→ **EXERCISE GOAL**: Tally all lines containing the word "this". Give the number alone.

→ **MATERIAL SHOWN**:
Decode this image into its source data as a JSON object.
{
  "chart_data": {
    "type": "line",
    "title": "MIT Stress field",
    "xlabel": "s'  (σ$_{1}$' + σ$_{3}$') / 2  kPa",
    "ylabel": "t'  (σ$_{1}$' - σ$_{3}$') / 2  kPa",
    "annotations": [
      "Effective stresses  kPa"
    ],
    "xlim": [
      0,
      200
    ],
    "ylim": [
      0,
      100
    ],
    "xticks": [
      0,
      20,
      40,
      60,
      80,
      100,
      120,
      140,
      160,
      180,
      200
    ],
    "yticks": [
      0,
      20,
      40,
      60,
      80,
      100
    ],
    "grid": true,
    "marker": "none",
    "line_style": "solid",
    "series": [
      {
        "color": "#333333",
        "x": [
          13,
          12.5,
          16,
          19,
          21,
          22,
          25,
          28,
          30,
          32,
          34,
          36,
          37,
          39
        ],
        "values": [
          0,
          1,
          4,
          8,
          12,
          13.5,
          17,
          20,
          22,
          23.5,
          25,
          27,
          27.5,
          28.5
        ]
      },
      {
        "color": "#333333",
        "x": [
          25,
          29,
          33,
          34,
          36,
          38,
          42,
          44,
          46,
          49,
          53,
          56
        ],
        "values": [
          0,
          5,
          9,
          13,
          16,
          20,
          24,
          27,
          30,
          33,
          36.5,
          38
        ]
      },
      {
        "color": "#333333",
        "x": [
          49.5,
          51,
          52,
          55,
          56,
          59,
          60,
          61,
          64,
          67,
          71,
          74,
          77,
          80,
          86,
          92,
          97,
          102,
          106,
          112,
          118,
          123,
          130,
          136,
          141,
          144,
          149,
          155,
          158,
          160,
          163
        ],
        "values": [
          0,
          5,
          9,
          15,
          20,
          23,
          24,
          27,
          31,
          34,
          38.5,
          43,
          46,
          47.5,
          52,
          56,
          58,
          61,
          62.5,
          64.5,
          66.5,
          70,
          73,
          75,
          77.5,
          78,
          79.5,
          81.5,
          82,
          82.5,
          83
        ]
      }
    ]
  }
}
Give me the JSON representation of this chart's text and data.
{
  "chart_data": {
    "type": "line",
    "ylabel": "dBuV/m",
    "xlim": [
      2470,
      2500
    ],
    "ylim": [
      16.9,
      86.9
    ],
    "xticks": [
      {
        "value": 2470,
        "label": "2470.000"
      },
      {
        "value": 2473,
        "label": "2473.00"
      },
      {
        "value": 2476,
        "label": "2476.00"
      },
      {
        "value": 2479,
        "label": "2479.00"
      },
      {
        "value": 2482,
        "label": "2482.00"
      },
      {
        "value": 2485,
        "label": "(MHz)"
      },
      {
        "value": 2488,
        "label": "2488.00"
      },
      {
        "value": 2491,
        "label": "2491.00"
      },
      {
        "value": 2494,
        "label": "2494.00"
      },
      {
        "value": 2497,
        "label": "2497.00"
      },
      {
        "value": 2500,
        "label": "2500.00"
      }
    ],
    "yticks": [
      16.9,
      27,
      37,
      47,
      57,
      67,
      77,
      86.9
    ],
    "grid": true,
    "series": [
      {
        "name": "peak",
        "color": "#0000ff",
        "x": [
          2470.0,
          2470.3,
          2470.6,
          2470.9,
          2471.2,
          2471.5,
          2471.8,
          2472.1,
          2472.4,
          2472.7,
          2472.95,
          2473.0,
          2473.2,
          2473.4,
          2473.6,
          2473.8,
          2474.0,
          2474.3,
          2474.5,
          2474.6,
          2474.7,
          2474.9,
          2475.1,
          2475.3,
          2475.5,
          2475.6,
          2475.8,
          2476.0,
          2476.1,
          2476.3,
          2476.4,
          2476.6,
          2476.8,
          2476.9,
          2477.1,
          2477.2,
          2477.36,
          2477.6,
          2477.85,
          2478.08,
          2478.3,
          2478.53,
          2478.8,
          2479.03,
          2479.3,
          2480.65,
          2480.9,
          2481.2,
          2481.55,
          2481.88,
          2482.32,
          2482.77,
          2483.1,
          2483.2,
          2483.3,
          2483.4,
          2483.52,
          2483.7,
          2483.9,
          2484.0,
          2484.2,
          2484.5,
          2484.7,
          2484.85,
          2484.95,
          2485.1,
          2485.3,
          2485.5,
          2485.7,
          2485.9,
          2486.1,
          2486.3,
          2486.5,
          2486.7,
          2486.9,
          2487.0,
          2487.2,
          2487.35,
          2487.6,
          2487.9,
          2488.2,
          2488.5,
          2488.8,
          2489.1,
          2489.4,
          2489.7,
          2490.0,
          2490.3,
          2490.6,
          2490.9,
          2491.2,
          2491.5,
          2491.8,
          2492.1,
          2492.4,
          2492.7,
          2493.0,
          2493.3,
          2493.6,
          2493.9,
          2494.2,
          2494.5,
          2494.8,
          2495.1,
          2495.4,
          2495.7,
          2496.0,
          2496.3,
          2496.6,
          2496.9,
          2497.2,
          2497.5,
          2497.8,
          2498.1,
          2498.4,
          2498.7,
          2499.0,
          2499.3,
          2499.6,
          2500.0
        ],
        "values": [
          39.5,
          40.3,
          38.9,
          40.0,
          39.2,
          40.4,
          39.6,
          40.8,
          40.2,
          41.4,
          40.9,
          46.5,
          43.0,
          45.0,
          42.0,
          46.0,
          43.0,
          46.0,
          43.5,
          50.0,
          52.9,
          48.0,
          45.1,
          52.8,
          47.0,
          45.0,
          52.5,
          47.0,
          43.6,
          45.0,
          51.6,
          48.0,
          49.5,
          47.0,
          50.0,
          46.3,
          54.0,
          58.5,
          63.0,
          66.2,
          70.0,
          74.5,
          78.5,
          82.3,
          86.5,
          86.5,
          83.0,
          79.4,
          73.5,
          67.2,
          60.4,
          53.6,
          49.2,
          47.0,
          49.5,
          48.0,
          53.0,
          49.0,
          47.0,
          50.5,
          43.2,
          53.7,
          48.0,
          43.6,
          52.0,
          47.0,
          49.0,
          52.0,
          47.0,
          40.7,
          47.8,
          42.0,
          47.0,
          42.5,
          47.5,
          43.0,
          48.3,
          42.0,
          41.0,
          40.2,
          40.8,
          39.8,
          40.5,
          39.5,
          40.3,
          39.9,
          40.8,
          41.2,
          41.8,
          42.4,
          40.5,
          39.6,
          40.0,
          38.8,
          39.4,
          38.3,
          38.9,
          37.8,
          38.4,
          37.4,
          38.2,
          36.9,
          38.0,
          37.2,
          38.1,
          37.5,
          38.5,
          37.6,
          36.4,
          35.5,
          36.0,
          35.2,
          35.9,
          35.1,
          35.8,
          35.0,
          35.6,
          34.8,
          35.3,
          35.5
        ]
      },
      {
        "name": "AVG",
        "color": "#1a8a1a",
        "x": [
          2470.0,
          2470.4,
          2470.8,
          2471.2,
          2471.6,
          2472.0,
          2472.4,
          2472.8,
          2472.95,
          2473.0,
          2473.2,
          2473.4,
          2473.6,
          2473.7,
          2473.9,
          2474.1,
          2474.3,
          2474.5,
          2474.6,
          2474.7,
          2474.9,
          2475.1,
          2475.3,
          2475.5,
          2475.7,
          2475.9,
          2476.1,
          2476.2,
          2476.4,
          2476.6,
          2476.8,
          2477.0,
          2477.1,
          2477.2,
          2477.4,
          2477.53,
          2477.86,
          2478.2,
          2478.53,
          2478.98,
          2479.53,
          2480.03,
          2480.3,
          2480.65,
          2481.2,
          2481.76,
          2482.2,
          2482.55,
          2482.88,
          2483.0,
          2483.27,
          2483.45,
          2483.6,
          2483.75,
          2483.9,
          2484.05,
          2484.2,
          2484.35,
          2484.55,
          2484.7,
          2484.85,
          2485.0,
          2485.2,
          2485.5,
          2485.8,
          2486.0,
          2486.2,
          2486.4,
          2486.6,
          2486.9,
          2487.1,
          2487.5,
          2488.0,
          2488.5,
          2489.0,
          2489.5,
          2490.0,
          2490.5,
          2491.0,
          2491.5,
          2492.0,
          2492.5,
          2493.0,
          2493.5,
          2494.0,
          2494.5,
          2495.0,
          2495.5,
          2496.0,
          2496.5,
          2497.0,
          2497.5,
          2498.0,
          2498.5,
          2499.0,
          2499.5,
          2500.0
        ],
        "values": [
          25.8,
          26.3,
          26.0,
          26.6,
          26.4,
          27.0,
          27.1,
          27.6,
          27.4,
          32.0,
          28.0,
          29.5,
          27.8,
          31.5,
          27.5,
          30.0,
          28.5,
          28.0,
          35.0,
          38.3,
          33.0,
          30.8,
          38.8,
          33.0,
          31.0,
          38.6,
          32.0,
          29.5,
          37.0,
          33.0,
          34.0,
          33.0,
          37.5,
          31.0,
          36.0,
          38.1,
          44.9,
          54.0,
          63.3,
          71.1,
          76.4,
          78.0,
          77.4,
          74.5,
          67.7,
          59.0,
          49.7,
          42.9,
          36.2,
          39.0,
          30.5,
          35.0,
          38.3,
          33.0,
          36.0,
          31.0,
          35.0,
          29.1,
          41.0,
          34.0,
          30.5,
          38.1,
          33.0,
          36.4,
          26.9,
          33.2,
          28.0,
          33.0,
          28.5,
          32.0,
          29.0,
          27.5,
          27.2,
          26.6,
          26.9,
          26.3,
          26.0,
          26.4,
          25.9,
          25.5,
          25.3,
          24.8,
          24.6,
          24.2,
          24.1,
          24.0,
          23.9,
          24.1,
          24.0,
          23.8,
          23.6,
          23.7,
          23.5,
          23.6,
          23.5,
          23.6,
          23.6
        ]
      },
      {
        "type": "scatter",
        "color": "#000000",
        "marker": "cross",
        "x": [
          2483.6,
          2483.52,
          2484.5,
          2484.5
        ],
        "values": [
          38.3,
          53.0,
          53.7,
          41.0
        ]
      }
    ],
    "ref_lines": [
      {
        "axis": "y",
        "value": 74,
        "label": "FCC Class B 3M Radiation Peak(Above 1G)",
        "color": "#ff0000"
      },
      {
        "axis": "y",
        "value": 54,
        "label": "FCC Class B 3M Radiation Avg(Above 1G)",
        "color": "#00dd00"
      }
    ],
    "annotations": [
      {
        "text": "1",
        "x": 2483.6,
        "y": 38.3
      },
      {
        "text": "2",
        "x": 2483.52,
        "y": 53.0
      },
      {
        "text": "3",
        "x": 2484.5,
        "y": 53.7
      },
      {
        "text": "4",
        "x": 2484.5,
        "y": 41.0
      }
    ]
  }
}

→ **RESULT OF THE EXERCISE**: 2